=== What the task asks ===
Go through the entries below and collect each line with the string "success" in it.

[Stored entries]
^^^^^^^^^^^^^^^^
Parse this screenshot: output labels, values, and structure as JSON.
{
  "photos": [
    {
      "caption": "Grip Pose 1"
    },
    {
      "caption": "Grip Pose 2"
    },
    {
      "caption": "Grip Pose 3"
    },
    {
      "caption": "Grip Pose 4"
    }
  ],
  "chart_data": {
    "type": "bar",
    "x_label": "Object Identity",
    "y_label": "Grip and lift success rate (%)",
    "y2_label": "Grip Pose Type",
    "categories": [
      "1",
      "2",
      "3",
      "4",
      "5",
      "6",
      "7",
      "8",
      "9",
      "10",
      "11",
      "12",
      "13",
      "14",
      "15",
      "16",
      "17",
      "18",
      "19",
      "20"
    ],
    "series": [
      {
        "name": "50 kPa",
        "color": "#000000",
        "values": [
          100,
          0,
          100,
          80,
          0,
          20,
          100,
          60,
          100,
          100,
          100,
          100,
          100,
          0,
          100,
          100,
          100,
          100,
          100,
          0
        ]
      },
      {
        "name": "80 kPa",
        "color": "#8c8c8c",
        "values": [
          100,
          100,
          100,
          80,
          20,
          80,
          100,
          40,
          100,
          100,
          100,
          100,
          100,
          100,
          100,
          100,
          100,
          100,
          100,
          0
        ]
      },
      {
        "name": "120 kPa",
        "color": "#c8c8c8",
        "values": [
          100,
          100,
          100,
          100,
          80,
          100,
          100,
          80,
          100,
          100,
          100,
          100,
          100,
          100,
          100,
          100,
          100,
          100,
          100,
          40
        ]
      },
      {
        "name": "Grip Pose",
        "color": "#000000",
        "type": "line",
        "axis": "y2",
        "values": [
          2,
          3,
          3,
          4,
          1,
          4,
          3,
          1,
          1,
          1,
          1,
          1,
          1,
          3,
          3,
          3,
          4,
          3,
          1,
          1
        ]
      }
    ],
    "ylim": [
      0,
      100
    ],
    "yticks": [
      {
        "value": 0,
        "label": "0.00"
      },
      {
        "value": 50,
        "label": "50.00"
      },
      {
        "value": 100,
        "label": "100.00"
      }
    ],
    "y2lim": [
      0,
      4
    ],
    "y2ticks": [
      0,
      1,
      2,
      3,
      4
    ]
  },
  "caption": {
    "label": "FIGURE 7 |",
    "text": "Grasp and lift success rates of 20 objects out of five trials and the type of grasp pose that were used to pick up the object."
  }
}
^^^^^^^^^^^^^^^^
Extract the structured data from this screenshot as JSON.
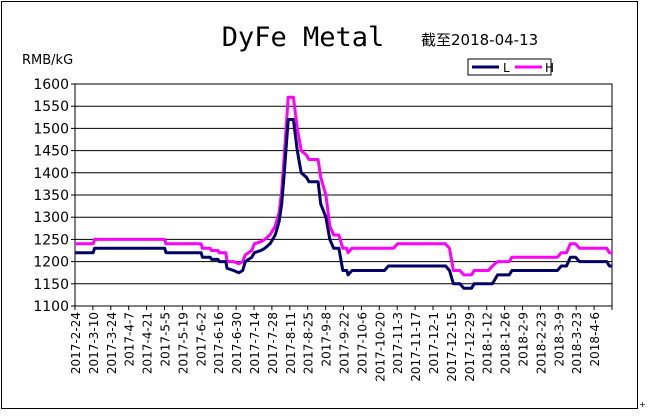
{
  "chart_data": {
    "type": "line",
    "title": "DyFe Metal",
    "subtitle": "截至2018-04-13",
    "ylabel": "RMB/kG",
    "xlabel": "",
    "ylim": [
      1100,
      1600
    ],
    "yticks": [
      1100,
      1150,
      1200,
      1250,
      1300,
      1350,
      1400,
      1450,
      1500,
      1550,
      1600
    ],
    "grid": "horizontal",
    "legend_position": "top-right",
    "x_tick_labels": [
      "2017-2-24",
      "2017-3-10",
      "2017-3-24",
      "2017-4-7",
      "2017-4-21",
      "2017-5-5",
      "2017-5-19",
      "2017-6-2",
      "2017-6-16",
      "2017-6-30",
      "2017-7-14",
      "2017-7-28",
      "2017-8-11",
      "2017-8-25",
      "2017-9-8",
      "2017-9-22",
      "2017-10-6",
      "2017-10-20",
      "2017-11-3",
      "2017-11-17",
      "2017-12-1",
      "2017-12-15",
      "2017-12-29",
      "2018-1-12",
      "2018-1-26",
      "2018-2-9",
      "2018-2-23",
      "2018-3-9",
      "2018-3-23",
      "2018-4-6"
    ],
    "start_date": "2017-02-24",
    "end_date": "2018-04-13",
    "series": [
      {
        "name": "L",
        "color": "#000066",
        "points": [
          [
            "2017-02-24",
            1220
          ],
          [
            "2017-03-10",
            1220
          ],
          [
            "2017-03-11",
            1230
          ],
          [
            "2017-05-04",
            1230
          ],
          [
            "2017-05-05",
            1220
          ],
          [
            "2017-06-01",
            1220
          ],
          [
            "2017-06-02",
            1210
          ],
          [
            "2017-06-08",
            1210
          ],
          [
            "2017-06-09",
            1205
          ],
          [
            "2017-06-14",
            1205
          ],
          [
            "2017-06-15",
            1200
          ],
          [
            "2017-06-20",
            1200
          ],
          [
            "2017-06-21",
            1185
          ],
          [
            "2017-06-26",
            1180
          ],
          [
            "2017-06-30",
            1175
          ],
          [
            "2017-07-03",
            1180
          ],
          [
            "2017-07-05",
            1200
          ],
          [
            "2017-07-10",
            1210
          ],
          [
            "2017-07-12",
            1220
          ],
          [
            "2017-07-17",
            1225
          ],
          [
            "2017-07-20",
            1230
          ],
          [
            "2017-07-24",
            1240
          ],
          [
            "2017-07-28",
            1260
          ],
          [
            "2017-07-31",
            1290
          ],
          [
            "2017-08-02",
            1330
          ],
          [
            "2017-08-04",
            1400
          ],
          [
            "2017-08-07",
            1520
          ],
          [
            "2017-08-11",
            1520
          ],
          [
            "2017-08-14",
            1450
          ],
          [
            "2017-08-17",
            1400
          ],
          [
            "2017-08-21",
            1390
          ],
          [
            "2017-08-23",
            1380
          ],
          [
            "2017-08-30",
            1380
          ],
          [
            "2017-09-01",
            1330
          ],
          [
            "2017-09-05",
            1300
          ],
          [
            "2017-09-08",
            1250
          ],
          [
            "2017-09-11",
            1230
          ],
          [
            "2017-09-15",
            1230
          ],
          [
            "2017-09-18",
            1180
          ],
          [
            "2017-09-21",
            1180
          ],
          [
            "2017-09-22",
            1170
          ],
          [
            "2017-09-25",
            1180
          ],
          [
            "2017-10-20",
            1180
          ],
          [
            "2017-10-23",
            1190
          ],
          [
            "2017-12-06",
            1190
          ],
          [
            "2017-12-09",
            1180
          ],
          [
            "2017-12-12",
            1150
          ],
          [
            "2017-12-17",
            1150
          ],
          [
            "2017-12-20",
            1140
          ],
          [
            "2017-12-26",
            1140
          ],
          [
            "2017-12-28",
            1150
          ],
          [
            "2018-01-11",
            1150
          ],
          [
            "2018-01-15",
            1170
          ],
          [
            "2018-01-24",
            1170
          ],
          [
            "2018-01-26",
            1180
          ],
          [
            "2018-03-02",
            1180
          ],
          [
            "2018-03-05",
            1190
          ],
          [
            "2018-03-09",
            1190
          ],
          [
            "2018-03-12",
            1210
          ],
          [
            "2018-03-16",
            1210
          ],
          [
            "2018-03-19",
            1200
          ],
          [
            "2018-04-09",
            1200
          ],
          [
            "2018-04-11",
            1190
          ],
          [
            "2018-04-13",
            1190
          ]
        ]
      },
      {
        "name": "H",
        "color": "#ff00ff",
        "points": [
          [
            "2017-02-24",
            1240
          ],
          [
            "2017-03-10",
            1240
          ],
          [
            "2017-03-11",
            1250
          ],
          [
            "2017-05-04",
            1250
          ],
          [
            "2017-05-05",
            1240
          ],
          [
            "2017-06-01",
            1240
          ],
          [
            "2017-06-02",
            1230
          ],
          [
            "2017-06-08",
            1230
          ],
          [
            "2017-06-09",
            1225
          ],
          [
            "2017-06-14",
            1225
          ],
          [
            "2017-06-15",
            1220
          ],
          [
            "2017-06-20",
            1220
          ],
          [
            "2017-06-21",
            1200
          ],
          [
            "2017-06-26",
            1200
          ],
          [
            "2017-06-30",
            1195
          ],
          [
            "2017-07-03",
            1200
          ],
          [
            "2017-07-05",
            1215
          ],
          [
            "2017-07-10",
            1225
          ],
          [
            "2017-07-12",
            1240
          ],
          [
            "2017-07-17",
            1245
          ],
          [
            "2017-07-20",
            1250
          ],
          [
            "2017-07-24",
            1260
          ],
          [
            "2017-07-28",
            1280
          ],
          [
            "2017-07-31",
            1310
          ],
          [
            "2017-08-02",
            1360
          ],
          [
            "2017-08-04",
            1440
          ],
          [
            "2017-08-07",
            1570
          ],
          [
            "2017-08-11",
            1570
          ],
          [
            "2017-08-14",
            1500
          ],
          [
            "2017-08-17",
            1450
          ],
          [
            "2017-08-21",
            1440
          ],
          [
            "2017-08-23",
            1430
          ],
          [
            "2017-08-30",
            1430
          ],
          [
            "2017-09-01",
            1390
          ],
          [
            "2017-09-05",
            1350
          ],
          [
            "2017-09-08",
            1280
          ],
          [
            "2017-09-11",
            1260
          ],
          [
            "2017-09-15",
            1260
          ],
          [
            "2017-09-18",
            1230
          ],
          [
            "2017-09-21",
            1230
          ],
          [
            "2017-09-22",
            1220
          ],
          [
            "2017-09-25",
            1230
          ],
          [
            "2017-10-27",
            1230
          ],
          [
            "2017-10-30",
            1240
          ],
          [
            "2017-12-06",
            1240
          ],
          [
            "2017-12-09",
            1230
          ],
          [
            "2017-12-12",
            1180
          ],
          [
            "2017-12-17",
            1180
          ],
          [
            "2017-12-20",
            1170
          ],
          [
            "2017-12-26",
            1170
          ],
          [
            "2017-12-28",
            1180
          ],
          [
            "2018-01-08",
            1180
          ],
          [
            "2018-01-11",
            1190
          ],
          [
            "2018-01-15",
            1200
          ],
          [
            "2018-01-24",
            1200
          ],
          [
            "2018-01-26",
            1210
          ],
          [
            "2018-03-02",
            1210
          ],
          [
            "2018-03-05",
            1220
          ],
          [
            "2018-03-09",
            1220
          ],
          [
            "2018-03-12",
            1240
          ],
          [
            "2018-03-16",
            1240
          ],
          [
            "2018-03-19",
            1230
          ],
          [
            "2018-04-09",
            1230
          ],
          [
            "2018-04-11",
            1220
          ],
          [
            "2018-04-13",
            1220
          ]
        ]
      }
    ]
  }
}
^^^^^^^^^^^^^^^^
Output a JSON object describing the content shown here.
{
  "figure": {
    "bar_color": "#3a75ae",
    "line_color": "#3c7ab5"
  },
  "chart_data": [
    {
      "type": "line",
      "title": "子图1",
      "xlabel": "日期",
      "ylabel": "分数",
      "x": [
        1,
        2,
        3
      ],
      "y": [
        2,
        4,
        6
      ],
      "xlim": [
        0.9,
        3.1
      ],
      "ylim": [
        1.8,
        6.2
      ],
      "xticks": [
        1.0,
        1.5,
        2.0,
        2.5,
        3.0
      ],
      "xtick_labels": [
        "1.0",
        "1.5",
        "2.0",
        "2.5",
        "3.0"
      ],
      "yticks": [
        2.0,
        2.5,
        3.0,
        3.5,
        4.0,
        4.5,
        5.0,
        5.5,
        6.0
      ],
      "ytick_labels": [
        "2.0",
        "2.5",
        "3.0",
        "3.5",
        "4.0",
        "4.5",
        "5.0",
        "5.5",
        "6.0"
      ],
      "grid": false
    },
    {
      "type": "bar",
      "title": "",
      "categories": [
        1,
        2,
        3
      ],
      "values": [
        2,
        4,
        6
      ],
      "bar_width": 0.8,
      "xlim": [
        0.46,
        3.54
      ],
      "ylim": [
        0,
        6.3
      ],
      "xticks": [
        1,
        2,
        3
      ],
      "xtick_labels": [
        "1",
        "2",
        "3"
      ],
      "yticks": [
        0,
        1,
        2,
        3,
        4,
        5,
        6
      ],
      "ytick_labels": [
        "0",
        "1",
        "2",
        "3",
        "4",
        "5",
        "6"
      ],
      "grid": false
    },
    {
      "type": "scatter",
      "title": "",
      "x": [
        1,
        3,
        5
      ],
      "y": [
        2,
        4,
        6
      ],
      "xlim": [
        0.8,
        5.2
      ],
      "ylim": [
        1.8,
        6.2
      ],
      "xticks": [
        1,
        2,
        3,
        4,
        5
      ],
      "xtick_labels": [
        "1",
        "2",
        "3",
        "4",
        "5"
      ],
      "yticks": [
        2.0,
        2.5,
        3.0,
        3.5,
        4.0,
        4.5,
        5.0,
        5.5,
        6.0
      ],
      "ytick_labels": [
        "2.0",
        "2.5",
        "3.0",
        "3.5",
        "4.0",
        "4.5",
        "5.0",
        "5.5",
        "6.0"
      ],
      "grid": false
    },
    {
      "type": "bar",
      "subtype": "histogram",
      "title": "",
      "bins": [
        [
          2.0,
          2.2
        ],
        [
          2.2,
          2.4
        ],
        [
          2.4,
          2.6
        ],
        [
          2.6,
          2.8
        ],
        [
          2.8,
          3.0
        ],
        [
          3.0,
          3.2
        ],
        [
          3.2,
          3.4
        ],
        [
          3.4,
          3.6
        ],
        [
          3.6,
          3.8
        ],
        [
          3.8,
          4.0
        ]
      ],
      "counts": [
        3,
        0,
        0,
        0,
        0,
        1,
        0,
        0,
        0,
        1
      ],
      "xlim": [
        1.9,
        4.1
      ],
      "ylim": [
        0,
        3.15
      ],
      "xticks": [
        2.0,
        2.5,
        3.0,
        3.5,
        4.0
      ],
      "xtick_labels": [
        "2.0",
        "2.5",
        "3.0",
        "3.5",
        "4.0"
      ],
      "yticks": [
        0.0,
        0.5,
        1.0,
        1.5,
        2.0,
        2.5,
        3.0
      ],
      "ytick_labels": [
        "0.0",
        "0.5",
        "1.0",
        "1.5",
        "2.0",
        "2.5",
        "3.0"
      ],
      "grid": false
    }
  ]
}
^^^^^^^^^^^^^^^^
=== Response for this exercise ===
    "y_label": "Grip and lift success rate (%)",
    "text": "Grasp and lift success rates of 20 objects out of five trials and the type of grasp pose that were used to pick up the object."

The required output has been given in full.